* [Exercise details]: Extract every record, keeping each one exactly as it is.

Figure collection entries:
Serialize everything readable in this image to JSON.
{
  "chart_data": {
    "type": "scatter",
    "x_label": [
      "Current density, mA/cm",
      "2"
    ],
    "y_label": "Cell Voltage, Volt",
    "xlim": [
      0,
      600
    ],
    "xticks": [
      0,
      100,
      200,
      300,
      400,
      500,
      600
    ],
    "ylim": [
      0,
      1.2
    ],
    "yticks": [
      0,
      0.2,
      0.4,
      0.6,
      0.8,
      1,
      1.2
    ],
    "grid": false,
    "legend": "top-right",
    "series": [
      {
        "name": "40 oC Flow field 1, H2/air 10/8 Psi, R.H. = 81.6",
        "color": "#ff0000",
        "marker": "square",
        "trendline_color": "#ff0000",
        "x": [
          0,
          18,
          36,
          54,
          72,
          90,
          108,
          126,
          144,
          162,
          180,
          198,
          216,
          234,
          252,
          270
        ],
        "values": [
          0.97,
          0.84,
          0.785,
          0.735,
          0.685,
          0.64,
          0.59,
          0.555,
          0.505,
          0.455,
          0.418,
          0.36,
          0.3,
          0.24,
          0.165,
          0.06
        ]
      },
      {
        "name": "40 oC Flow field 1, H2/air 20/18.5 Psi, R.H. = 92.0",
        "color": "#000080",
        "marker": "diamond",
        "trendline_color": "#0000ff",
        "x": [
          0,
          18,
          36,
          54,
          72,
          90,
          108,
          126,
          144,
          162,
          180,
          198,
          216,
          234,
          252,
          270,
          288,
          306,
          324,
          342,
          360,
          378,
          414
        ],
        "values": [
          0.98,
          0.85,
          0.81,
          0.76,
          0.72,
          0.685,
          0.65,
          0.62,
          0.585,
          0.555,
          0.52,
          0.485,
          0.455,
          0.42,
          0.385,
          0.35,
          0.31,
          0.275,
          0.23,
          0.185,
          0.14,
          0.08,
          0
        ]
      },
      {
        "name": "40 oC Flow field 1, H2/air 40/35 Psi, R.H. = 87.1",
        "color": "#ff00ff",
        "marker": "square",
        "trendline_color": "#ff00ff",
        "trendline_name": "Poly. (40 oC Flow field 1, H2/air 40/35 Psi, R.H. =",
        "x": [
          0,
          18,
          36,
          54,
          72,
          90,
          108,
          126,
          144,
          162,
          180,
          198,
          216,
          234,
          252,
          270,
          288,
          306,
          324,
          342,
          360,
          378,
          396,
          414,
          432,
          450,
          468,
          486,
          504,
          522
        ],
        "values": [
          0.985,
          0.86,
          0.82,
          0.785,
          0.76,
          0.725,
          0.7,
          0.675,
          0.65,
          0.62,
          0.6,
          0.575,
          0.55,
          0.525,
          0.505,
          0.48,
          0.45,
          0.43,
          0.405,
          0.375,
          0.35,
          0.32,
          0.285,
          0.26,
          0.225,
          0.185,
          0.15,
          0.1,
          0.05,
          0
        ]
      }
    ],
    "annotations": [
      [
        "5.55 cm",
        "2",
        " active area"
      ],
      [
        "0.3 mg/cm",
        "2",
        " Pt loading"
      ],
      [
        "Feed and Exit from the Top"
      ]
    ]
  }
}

* [Expected answer]:
Serialize everything readable in this image to JSON.
{
  "chart_data": {
    "type": "scatter",
    "x_label": [
      "Current density, mA/cm",
      "2"
    ],
    "y_label": "Cell Voltage, Volt",
    "xlim": [
      0,
      600
    ],
    "xticks": [
      0,
      100,
      200,
      300,
      400,
      500,
      600
    ],
    "ylim": [
      0,
      1.2
    ],
    "yticks": [
      0,
      0.2,
      0.4,
      0.6,
      0.8,
      1,
      1.2
    ],
    "grid": false,
    "legend": "top-right",
    "series": [
      {
        "name": "40 oC Flow field 1, H2/air 10/8 Psi, R.H. = 81.6",
        "color": "#ff0000",
        "marker": "square",
        "trendline_color": "#ff0000",
        "x": [
          0,
          18,
          36,
          54,
          72,
          90,
          108,
          126,
          144,
          162,
          180,
          198,
          216,
          234,
          252,
          270
        ],
        "values": [
          0.97,
          0.84,
          0.785,
          0.735,
          0.685,
          0.64,
          0.59,
          0.555,
          0.505,
          0.455,
          0.418,
          0.36,
          0.3,
          0.24,
          0.165,
          0.06
        ]
      },
      {
        "name": "40 oC Flow field 1, H2/air 20/18.5 Psi, R.H. = 92.0",
        "color": "#000080",
        "marker": "diamond",
        "trendline_color": "#0000ff",
        "x": [
          0,
          18,
          36,
          54,
          72,
          90,
          108,
          126,
          144,
          162,
          180,
          198,
          216,
          234,
          252,
          270,
          288,
          306,
          324,
          342,
          360,
          378,
          414
        ],
        "values": [
          0.98,
          0.85,
          0.81,
          0.76,
          0.72,
          0.685,
          0.65,
          0.62,
          0.585,
          0.555,
          0.52,
          0.485,
          0.455,
          0.42,
          0.385,
          0.35,
          0.31,
          0.275,
          0.23,
          0.185,
          0.14,
          0.08,
          0
        ]
      },
      {
        "name": "40 oC Flow field 1, H2/air 40/35 Psi, R.H. = 87.1",
        "color": "#ff00ff",
        "marker": "square",
        "trendline_color": "#ff00ff",
        "trendline_name": "Poly. (40 oC Flow field 1, H2/air 40/35 Psi, R.H. =",
        "x": [
          0,
          18,
          36,
          54,
          72,
          90,
          108,
          126,
          144,
          162,
          180,
          198,
          216,
          234,
          252,
          270,
          288,
          306,
          324,
          342,
          360,
          378,
          396,
          414,
          432,
          450,
          468,
          486,
          504,
          522
        ],
        "values": [
          0.985,
          0.86,
          0.82,
          0.785,
          0.76,
          0.725,
          0.7,
          0.675,
          0.65,
          0.62,
          0.6,
          0.575,
          0.55,
          0.525,
          0.505,
          0.48,
          0.45,
          0.43,
          0.405,
          0.375,
          0.35,
          0.32,
          0.285,
          0.26,
          0.225,
          0.185,
          0.15,
          0.1,
          0.05,
          0
        ]
      }
    ],
    "annotations": [
      [
        "5.55 cm",
        "2",
        " active area"
      ],
      [
        "0.3 mg/cm",
        "2",
        " Pt loading"
      ],
      [
        "Feed and Exit from the Top"
      ]
    ]
  }
}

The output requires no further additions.